** start **
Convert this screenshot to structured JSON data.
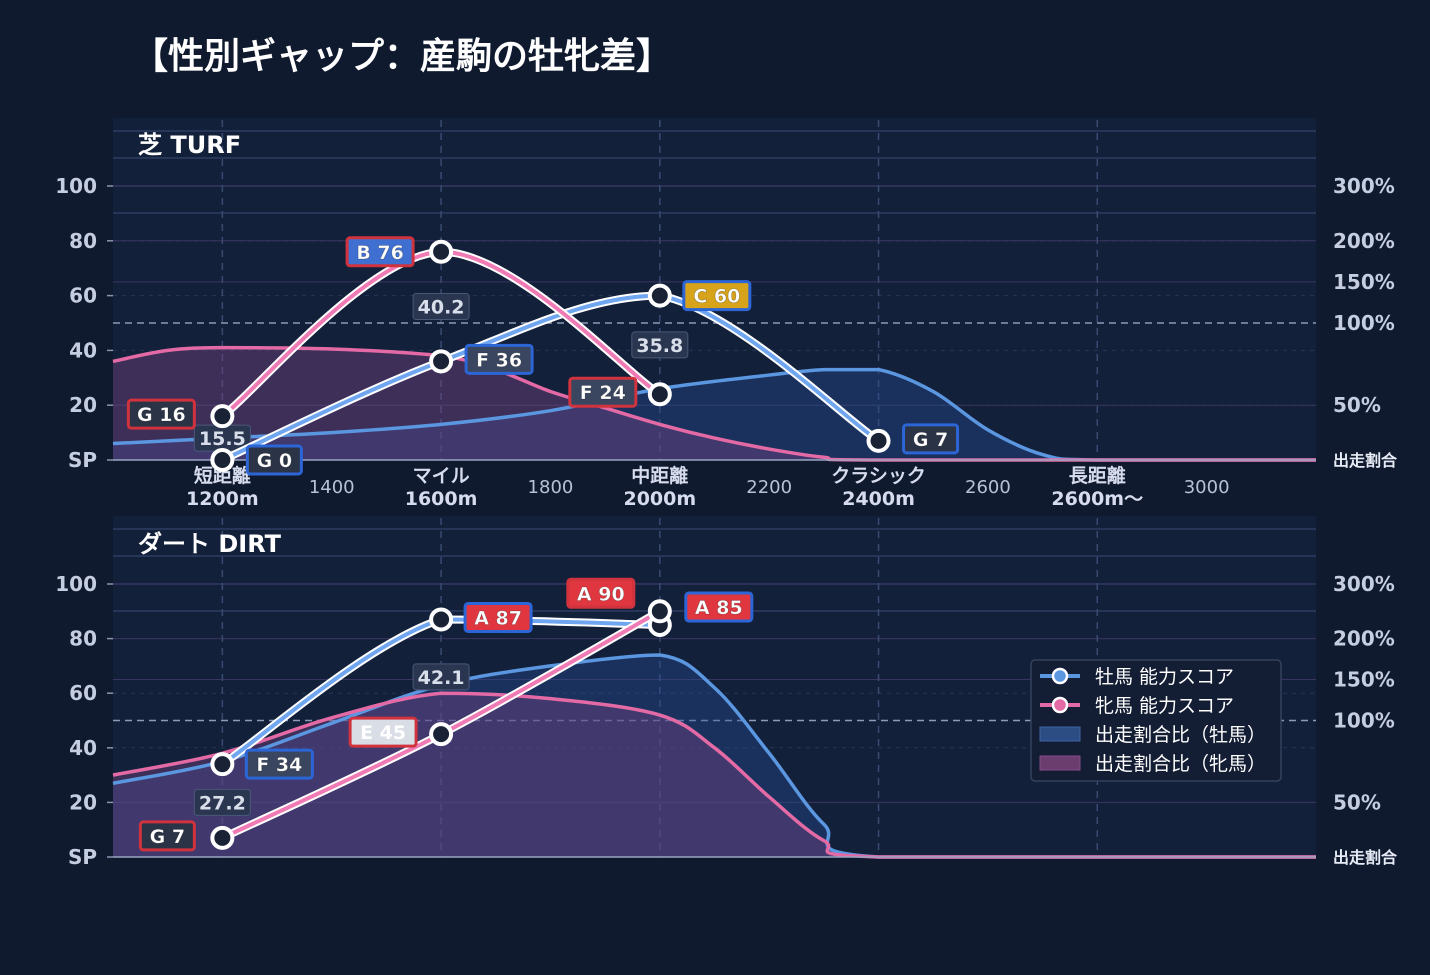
{
  "title": "【性別ギャップ：産駒の牡牝差】",
  "colors": {
    "male": "#5b96e0",
    "female": "#e46aa6",
    "grade_A": "#e0363f",
    "grade_B": "#3f6fd0",
    "grade_C": "#d6a31a",
    "grade_E": "#d9dde6",
    "grade_F": "#3a4660",
    "grade_G": "#2b3446",
    "border_male": "#2c65d6",
    "border_female": "#d0333d"
  },
  "axes": {
    "y_ticks": [
      "SP",
      "20",
      "40",
      "60",
      "80",
      "100"
    ],
    "y_tick_values": [
      0,
      20,
      40,
      60,
      80,
      100
    ],
    "right_ticks": [
      "出走割合",
      "50%",
      "100%",
      "150%",
      "200%",
      "300%"
    ],
    "right_tick_values": [
      0,
      50,
      100,
      150,
      200,
      300
    ],
    "right_tick_map": [
      0,
      20,
      50,
      65,
      80,
      100
    ],
    "x_range": [
      1000,
      3200
    ],
    "x_numeric_ticks": [
      {
        "x": 1400,
        "label": "1400"
      },
      {
        "x": 1800,
        "label": "1800"
      },
      {
        "x": 2200,
        "label": "2200"
      },
      {
        "x": 2600,
        "label": "2600"
      },
      {
        "x": 3000,
        "label": "3000"
      }
    ],
    "x_categories": [
      {
        "x": 1200,
        "line1": "短距離",
        "line2": "1200m"
      },
      {
        "x": 1600,
        "line1": "マイル",
        "line2": "1600m"
      },
      {
        "x": 2000,
        "line1": "中距離",
        "line2": "2000m"
      },
      {
        "x": 2400,
        "line1": "クラシック",
        "line2": "2400m"
      },
      {
        "x": 2800,
        "line1": "長距離",
        "line2": "2600m〜"
      }
    ]
  },
  "legend": {
    "items": [
      {
        "label": "牡馬 能力スコア",
        "kind": "line",
        "series": "male"
      },
      {
        "label": "牝馬 能力スコア",
        "kind": "line",
        "series": "female"
      },
      {
        "label": "出走割合比（牡馬）",
        "kind": "area",
        "series": "male"
      },
      {
        "label": "出走割合比（牝馬）",
        "kind": "area",
        "series": "female"
      }
    ]
  },
  "chart_data": [
    {
      "type": "line",
      "title": "芝 TURF",
      "x": [
        1200,
        1600,
        2000,
        2400
      ],
      "series": [
        {
          "name": "牡馬 能力スコア",
          "key": "male",
          "values": [
            0,
            36,
            60,
            7
          ],
          "grades": [
            "G 0",
            "F 36",
            "C 60",
            "G 7"
          ],
          "grade_keys": [
            "G",
            "F",
            "C",
            "G"
          ]
        },
        {
          "name": "牝馬 能力スコア",
          "key": "female",
          "values": [
            16,
            76,
            24,
            null
          ],
          "grades": [
            "G 16",
            "B 76",
            "F 24",
            ""
          ],
          "grade_keys": [
            "G",
            "B",
            "F",
            ""
          ]
        }
      ],
      "ratio_labels": [
        {
          "x": 1200,
          "y": 8,
          "label": "15.5"
        },
        {
          "x": 1600,
          "y": 56,
          "label": "40.2"
        },
        {
          "x": 2000,
          "y": 42,
          "label": "35.8"
        }
      ],
      "area_series": [
        {
          "name": "出走割合比（牡馬）",
          "key": "male",
          "points": [
            [
              1000,
              6
            ],
            [
              1200,
              8
            ],
            [
              1400,
              10
            ],
            [
              1600,
              13
            ],
            [
              1800,
              18
            ],
            [
              2000,
              26
            ],
            [
              2200,
              31
            ],
            [
              2300,
              33
            ],
            [
              2400,
              33
            ],
            [
              2500,
              25
            ],
            [
              2600,
              11
            ],
            [
              2700,
              2
            ],
            [
              2800,
              0
            ],
            [
              3200,
              0
            ]
          ]
        },
        {
          "name": "出走割合比（牝馬）",
          "key": "female",
          "points": [
            [
              1000,
              36
            ],
            [
              1100,
              40
            ],
            [
              1200,
              41
            ],
            [
              1400,
              40.5
            ],
            [
              1600,
              38
            ],
            [
              1700,
              33
            ],
            [
              1800,
              25
            ],
            [
              1900,
              19
            ],
            [
              2000,
              13
            ],
            [
              2100,
              8
            ],
            [
              2200,
              4
            ],
            [
              2300,
              1
            ],
            [
              2400,
              0
            ],
            [
              3200,
              0
            ]
          ]
        }
      ],
      "ylim": [
        0,
        100
      ]
    },
    {
      "type": "line",
      "title": "ダート DIRT",
      "x": [
        1200,
        1600,
        2000
      ],
      "series": [
        {
          "name": "牡馬 能力スコア",
          "key": "male",
          "values": [
            34,
            87,
            85
          ],
          "grades": [
            "F 34",
            "A 87",
            "A 85"
          ],
          "grade_keys": [
            "F",
            "A",
            "A"
          ]
        },
        {
          "name": "牝馬 能力スコア",
          "key": "female",
          "values": [
            7,
            45,
            90
          ],
          "grades": [
            "G 7",
            "E 45",
            "A 90"
          ],
          "grade_keys": [
            "G",
            "E",
            "A"
          ]
        }
      ],
      "ratio_labels": [
        {
          "x": 1200,
          "y": 20,
          "label": "27.2"
        },
        {
          "x": 1600,
          "y": 66,
          "label": "42.1"
        }
      ],
      "area_series": [
        {
          "name": "出走割合比（牡馬）",
          "key": "male",
          "points": [
            [
              1000,
              27
            ],
            [
              1200,
              35
            ],
            [
              1400,
              49
            ],
            [
              1600,
              63
            ],
            [
              1800,
              70
            ],
            [
              2000,
              74
            ],
            [
              2100,
              62
            ],
            [
              2200,
              38
            ],
            [
              2300,
              12
            ],
            [
              2400,
              0
            ],
            [
              3200,
              0
            ]
          ]
        },
        {
          "name": "出走割合比（牝馬）",
          "key": "female",
          "points": [
            [
              1000,
              30
            ],
            [
              1200,
              38
            ],
            [
              1400,
              51
            ],
            [
              1600,
              60
            ],
            [
              1800,
              58
            ],
            [
              2000,
              52
            ],
            [
              2100,
              40
            ],
            [
              2200,
              22
            ],
            [
              2300,
              6
            ],
            [
              2400,
              0
            ],
            [
              3200,
              0
            ]
          ]
        }
      ],
      "ylim": [
        0,
        100
      ]
    }
  ]
}
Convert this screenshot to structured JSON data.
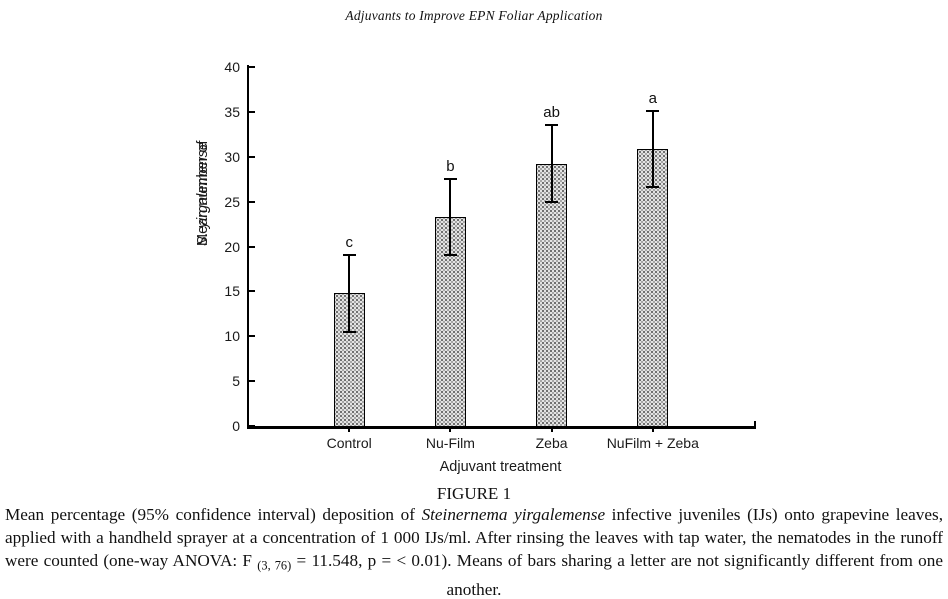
{
  "header": {
    "title": "Adjuvants to Improve EPN Foliar Application"
  },
  "figure": {
    "label": "FIGURE 1"
  },
  "caption": {
    "segments": [
      {
        "text": "Mean percentage (95% confidence interval) deposition of ",
        "style": "normal"
      },
      {
        "text": "Steinernema yirgalemense",
        "style": "italic"
      },
      {
        "text": " infective juveniles (IJs) onto grapevine leaves, applied with a handheld sprayer at a concentration of 1 000 IJs/ml. After rinsing the leaves with tap water, the nematodes in the runoff were counted (one-way ANOVA: F ",
        "style": "normal"
      },
      {
        "text": "(3, 76)",
        "style": "sub"
      },
      {
        "text": " = 11.548, p = < 0.01). Means of bars sharing a letter are not significantly different from one another.",
        "style": "normal"
      }
    ]
  },
  "chart_data": {
    "type": "bar",
    "title": "",
    "categories": [
      "Control",
      "Nu-Film",
      "Zeba",
      "NuFilm + Zeba"
    ],
    "values": [
      14.8,
      23.3,
      29.2,
      30.9
    ],
    "ci_low": [
      10.5,
      19.0,
      25.0,
      26.6
    ],
    "ci_high": [
      19.0,
      27.5,
      33.5,
      35.1
    ],
    "letters": [
      "c",
      "b",
      "ab",
      "a"
    ],
    "xlabel": "Adjuvant treatment",
    "ylabel_segments": [
      {
        "text": "Mean number of ",
        "italic": false
      },
      {
        "text": "S. yirgalemense",
        "italic": true
      }
    ],
    "ylim": [
      0,
      40
    ],
    "yticks": [
      0,
      5,
      10,
      15,
      20,
      25,
      30,
      35,
      40
    ],
    "grid": false,
    "legend": "none",
    "bar_fill": "#dcdcdc",
    "axis_color": "#000000"
  }
}
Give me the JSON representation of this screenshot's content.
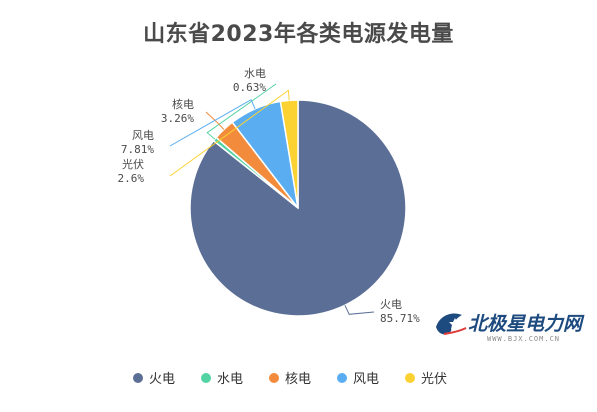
{
  "title": "山东省2023年各类电源发电量",
  "chart_data": {
    "type": "pie",
    "title": "山东省2023年各类电源发电量",
    "slices": [
      {
        "name": "火电",
        "value": 85.71,
        "label": "85.71%",
        "color": "#5b6e96"
      },
      {
        "name": "水电",
        "value": 0.63,
        "label": "0.63%",
        "color": "#53d3a3"
      },
      {
        "name": "核电",
        "value": 3.26,
        "label": "3.26%",
        "color": "#f28c3c"
      },
      {
        "name": "风电",
        "value": 7.81,
        "label": "7.81%",
        "color": "#59adf0"
      },
      {
        "name": "光伏",
        "value": 2.6,
        "label": "2.6%",
        "color": "#fcd232"
      }
    ],
    "start_angle": "12 o'clock",
    "direction": "clockwise",
    "legend_position": "bottom"
  },
  "watermark": {
    "brand": "北极星电力网",
    "url": "WWW.BJX.COM.CN"
  }
}
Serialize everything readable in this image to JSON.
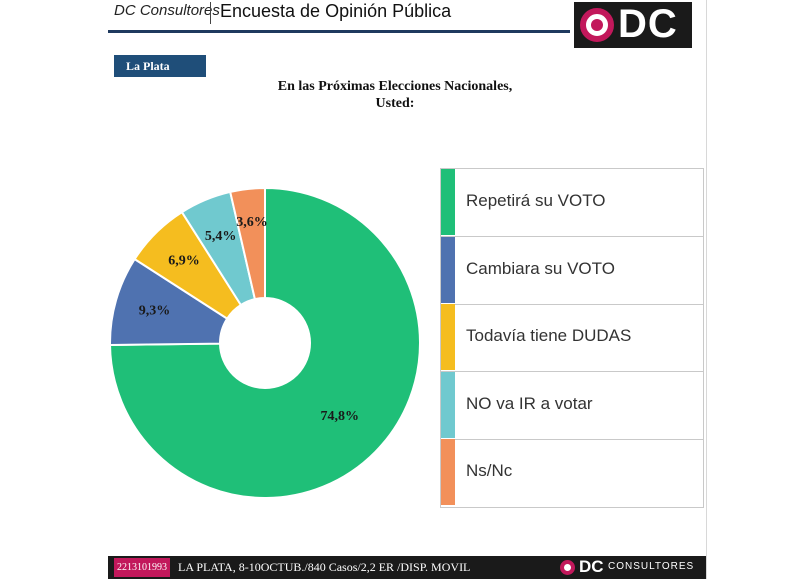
{
  "header": {
    "brand": "DC Consultores",
    "survey_title": "Encuesta de Opinión Pública",
    "logo_text": "DC"
  },
  "location_tag": "La Plata",
  "question": {
    "line1": "En las Próximas Elecciones Nacionales,",
    "line2": "Usted:"
  },
  "colors": {
    "green": "#1fbf78",
    "blue": "#4f72b0",
    "yellow": "#f5bd1f",
    "teal": "#70c9cf",
    "orange": "#f2905a",
    "brand_pink": "#c2185b",
    "navy": "#1f4e79"
  },
  "chart_data": {
    "type": "pie",
    "donut": true,
    "legend_position": "right",
    "categories": [
      "Repetirá su VOTO",
      "Cambiara su VOTO",
      "Todavía tiene DUDAS",
      "NO va IR a votar",
      "Ns/Nc"
    ],
    "values": [
      74.8,
      9.3,
      6.9,
      5.4,
      3.6
    ],
    "labels": [
      "74,8%",
      "9,3%",
      "6,9%",
      "5,4%",
      "3,6%"
    ],
    "colors": [
      "#1fbf78",
      "#4f72b0",
      "#f5bd1f",
      "#70c9cf",
      "#f2905a"
    ]
  },
  "footer": {
    "phone": "2213101993",
    "note": "LA PLATA, 8-10OCTUB./840 Casos/2,2 ER /DISP. MOVIL",
    "logo_text": "DC",
    "logo_sub": "CONSULTORES"
  }
}
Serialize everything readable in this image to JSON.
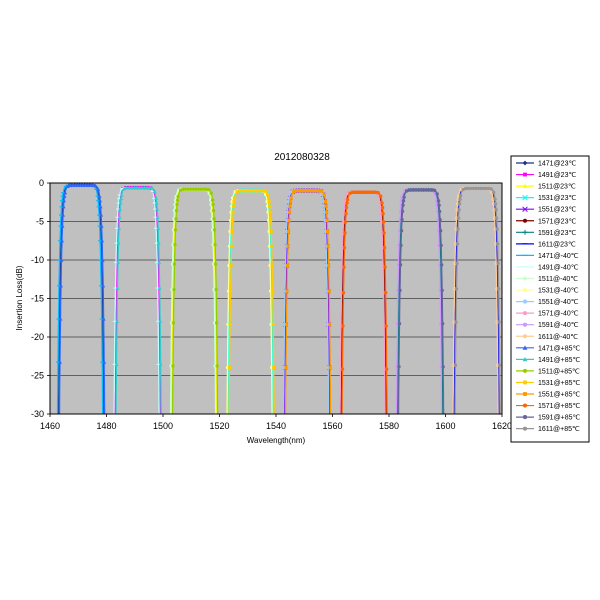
{
  "chart_data": {
    "type": "line",
    "title": "2012080328",
    "xlabel": "Wavelength(nm)",
    "ylabel": "Insertion Loss(dB)",
    "xlim": [
      1460,
      1620
    ],
    "ylim": [
      -30,
      0
    ],
    "xticks": [
      1460,
      1480,
      1500,
      1520,
      1540,
      1560,
      1580,
      1600,
      1620
    ],
    "yticks": [
      0,
      -5,
      -10,
      -15,
      -20,
      -25,
      -30
    ],
    "plot_background": "#c0c0c0",
    "grid": "horizontal",
    "legend_position": "right",
    "channels": [
      {
        "center": 1471,
        "half_width_3db": 6.6,
        "floor_db": -0.3
      },
      {
        "center": 1491,
        "half_width_3db": 6.6,
        "floor_db": -0.6
      },
      {
        "center": 1511,
        "half_width_3db": 6.6,
        "floor_db": -0.8
      },
      {
        "center": 1531,
        "half_width_3db": 6.6,
        "floor_db": -1.0
      },
      {
        "center": 1551,
        "half_width_3db": 6.6,
        "floor_db": -1.0
      },
      {
        "center": 1571,
        "half_width_3db": 6.6,
        "floor_db": -1.2
      },
      {
        "center": 1591,
        "half_width_3db": 6.6,
        "floor_db": -0.9
      },
      {
        "center": 1611,
        "half_width_3db": 6.6,
        "floor_db": -0.7
      }
    ],
    "series": [
      {
        "name": "1471@23℃",
        "channel": 0,
        "color": "#1f2f8f",
        "marker": "diamond"
      },
      {
        "name": "1491@23℃",
        "channel": 1,
        "color": "#ff00ff",
        "marker": "square"
      },
      {
        "name": "1511@23℃",
        "channel": 2,
        "color": "#ffff00",
        "marker": "triangle"
      },
      {
        "name": "1531@23℃",
        "channel": 3,
        "color": "#00ffff",
        "marker": "x"
      },
      {
        "name": "1551@23℃",
        "channel": 4,
        "color": "#8000ff",
        "marker": "x"
      },
      {
        "name": "1571@23℃",
        "channel": 5,
        "color": "#800000",
        "marker": "circle"
      },
      {
        "name": "1591@23℃",
        "channel": 6,
        "color": "#008080",
        "marker": "plus"
      },
      {
        "name": "1611@23℃",
        "channel": 7,
        "color": "#0000ff",
        "marker": "dash"
      },
      {
        "name": "1471@-40℃",
        "channel": 0,
        "color": "#00bfff",
        "marker": "dash"
      },
      {
        "name": "1491@-40℃",
        "channel": 1,
        "color": "#bfffff",
        "marker": "dash"
      },
      {
        "name": "1511@-40℃",
        "channel": 2,
        "color": "#ccffcc",
        "marker": "circle"
      },
      {
        "name": "1531@-40℃",
        "channel": 3,
        "color": "#ffff99",
        "marker": "circle"
      },
      {
        "name": "1551@-40℃",
        "channel": 4,
        "color": "#99ccff",
        "marker": "circle"
      },
      {
        "name": "1571@-40℃",
        "channel": 5,
        "color": "#ff99cc",
        "marker": "circle"
      },
      {
        "name": "1591@-40℃",
        "channel": 6,
        "color": "#cc99ff",
        "marker": "circle"
      },
      {
        "name": "1611@-40℃",
        "channel": 7,
        "color": "#ffcc99",
        "marker": "circle"
      },
      {
        "name": "1471@+85℃",
        "channel": 0,
        "color": "#3366ff",
        "marker": "triangle"
      },
      {
        "name": "1491@+85℃",
        "channel": 1,
        "color": "#33cccc",
        "marker": "triangle"
      },
      {
        "name": "1511@+85℃",
        "channel": 2,
        "color": "#99cc00",
        "marker": "circle"
      },
      {
        "name": "1531@+85℃",
        "channel": 3,
        "color": "#ffcc00",
        "marker": "square"
      },
      {
        "name": "1551@+85℃",
        "channel": 4,
        "color": "#ff9900",
        "marker": "square"
      },
      {
        "name": "1571@+85℃",
        "channel": 5,
        "color": "#ff6600",
        "marker": "circle"
      },
      {
        "name": "1591@+85℃",
        "channel": 6,
        "color": "#666699",
        "marker": "circle"
      },
      {
        "name": "1611@+85℃",
        "channel": 7,
        "color": "#969696",
        "marker": "circle"
      }
    ]
  }
}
** end **
Reply with nothing except the number of lines in the listing above that include the string "yirgalemense".

2